→ **PROMPT**
Output an exact reproduction of the data.

→ **AVAILABLE RECORDS**

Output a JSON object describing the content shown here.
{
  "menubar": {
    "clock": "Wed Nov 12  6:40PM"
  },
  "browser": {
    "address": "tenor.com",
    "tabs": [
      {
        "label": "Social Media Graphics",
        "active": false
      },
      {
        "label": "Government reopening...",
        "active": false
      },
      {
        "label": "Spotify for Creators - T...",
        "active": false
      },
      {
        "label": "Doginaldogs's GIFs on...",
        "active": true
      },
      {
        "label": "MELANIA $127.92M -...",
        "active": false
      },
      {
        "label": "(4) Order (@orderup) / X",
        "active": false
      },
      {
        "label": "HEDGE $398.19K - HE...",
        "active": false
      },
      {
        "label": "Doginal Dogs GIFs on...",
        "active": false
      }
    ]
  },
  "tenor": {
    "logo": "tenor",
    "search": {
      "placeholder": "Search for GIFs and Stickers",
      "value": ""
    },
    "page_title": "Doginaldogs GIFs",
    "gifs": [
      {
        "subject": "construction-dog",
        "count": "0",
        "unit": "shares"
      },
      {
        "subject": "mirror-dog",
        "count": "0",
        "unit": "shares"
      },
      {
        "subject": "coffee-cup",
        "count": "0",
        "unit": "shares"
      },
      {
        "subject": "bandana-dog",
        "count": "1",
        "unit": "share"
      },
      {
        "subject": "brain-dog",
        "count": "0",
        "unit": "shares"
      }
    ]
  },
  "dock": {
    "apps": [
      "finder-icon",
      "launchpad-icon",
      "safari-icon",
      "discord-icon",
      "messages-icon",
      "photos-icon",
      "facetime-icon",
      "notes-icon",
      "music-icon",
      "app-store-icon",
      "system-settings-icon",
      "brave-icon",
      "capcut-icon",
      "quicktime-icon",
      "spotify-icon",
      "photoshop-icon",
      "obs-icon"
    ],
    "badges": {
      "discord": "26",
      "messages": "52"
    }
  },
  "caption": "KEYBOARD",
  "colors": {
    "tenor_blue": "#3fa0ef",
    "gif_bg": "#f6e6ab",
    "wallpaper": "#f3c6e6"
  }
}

→ **SOLUTION TO THE EXERCISE**
Output a JSON object describing the content shown here.
{
  "menubar": {
    "clock": "Wed Nov 12  6:40PM"
  },
  "browser": {
    "address": "tenor.com",
    "tabs": [
      {
        "label": "Social Media Graphics",
        "active": false
      },
      {
        "label": "Government reopening...",
        "active": false
      },
      {
        "label": "Spotify for Creators - T...",
        "active": false
      },
      {
        "label": "Doginaldogs's GIFs on...",
        "active": true
      },
      {
        "label": "MELANIA $127.92M -...",
        "active": false
      },
      {
        "label": "(4) Order (@orderup) / X",
        "active": false
      },
      {
        "label": "HEDGE $398.19K - HE...",
        "active": false
      },
      {
        "label": "Doginal Dogs GIFs on...",
        "active": false
      }
    ]
  },
  "tenor": {
    "logo": "tenor",
    "search": {
      "placeholder": "Search for GIFs and Stickers",
      "value": ""
    },
    "page_title": "Doginaldogs GIFs",
    "gifs": [
      {
        "subject": "construction-dog",
        "count": "0",
        "unit": "shares"
      },
      {
        "subject": "mirror-dog",
        "count": "0",
        "unit": "shares"
      },
      {
        "subject": "coffee-cup",
        "count": "0",
        "unit": "shares"
      },
      {
        "subject": "bandana-dog",
        "count": "1",
        "unit": "share"
      },
      {
        "subject": "brain-dog",
        "count": "0",
        "unit": "shares"
      }
    ]
  },
  "dock": {
    "apps": [
      "finder-icon",
      "launchpad-icon",
      "safari-icon",
      "discord-icon",
      "messages-icon",
      "photos-icon",
      "facetime-icon",
      "notes-icon",
      "music-icon",
      "app-store-icon",
      "system-settings-icon",
      "brave-icon",
      "capcut-icon",
      "quicktime-icon",
      "spotify-icon",
      "photoshop-icon",
      "obs-icon"
    ],
    "badges": {
      "discord": "26",
      "messages": "52"
    }
  },
  "caption": "KEYBOARD",
  "colors": {
    "tenor_blue": "#3fa0ef",
    "gif_bg": "#f6e6ab",
    "wallpaper": "#f3c6e6"
  }
}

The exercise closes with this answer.